## [DATA LISTING]
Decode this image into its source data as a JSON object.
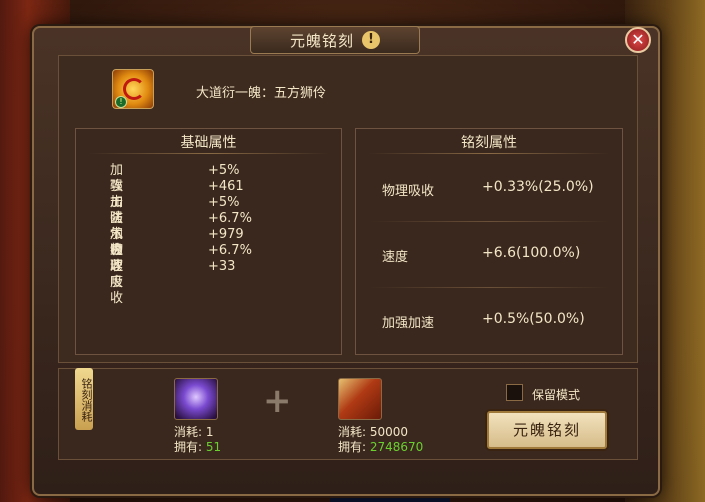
{
  "dialog": {
    "title": "元魄铭刻",
    "warn_icon": "!",
    "close_icon": "✕"
  },
  "item": {
    "name": "大道衍一魄：五方狮伶",
    "icon": "gold-soul-orb-icon"
  },
  "base_attributes": {
    "header": "基础属性",
    "rows": [
      {
        "name": "加强加防",
        "value": "+5%"
      },
      {
        "name": "攻击",
        "value": "+461"
      },
      {
        "name": "加强加速",
        "value": "+5%"
      },
      {
        "name": "法术吸收",
        "value": "+6.7%"
      },
      {
        "name": "气血",
        "value": "+979"
      },
      {
        "name": "物理吸收",
        "value": "+6.7%"
      },
      {
        "name": "速度",
        "value": "+33"
      }
    ]
  },
  "engrave_attributes": {
    "header": "铭刻属性",
    "rows": [
      {
        "name": "物理吸收",
        "value": "+0.33%(25.0%)"
      },
      {
        "name": "速度",
        "value": "+6.6(100.0%)"
      },
      {
        "name": "加强加速",
        "value": "+0.5%(50.0%)"
      }
    ]
  },
  "cost": {
    "side_tag": "铭刻消耗",
    "material1": {
      "consume_label": "消耗:",
      "consume_value": "1",
      "own_label": "拥有:",
      "own_value": "51"
    },
    "material2": {
      "consume_label": "消耗:",
      "consume_value": "50000",
      "own_label": "拥有:",
      "own_value": "2748670"
    },
    "plus": "+"
  },
  "keep_mode": {
    "label": "保留模式",
    "checked": false
  },
  "engrave_button": "元魄铭刻"
}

## [WRITTEN EXERCISE]
Repeat the material above in full and exactly, apart from the pictures.

## [ANSWER TO THIS TASK]
Decode this image into its source data as a JSON object.
{
  "dialog": {
    "title": "元魄铭刻",
    "warn_icon": "!",
    "close_icon": "✕"
  },
  "item": {
    "name": "大道衍一魄：五方狮伶",
    "icon": "gold-soul-orb-icon"
  },
  "base_attributes": {
    "header": "基础属性",
    "rows": [
      {
        "name": "加强加防",
        "value": "+5%"
      },
      {
        "name": "攻击",
        "value": "+461"
      },
      {
        "name": "加强加速",
        "value": "+5%"
      },
      {
        "name": "法术吸收",
        "value": "+6.7%"
      },
      {
        "name": "气血",
        "value": "+979"
      },
      {
        "name": "物理吸收",
        "value": "+6.7%"
      },
      {
        "name": "速度",
        "value": "+33"
      }
    ]
  },
  "engrave_attributes": {
    "header": "铭刻属性",
    "rows": [
      {
        "name": "物理吸收",
        "value": "+0.33%(25.0%)"
      },
      {
        "name": "速度",
        "value": "+6.6(100.0%)"
      },
      {
        "name": "加强加速",
        "value": "+0.5%(50.0%)"
      }
    ]
  },
  "cost": {
    "side_tag": "铭刻消耗",
    "material1": {
      "consume_label": "消耗:",
      "consume_value": "1",
      "own_label": "拥有:",
      "own_value": "51"
    },
    "material2": {
      "consume_label": "消耗:",
      "consume_value": "50000",
      "own_label": "拥有:",
      "own_value": "2748670"
    },
    "plus": "+"
  },
  "keep_mode": {
    "label": "保留模式",
    "checked": false
  },
  "engrave_button": "元魄铭刻"
}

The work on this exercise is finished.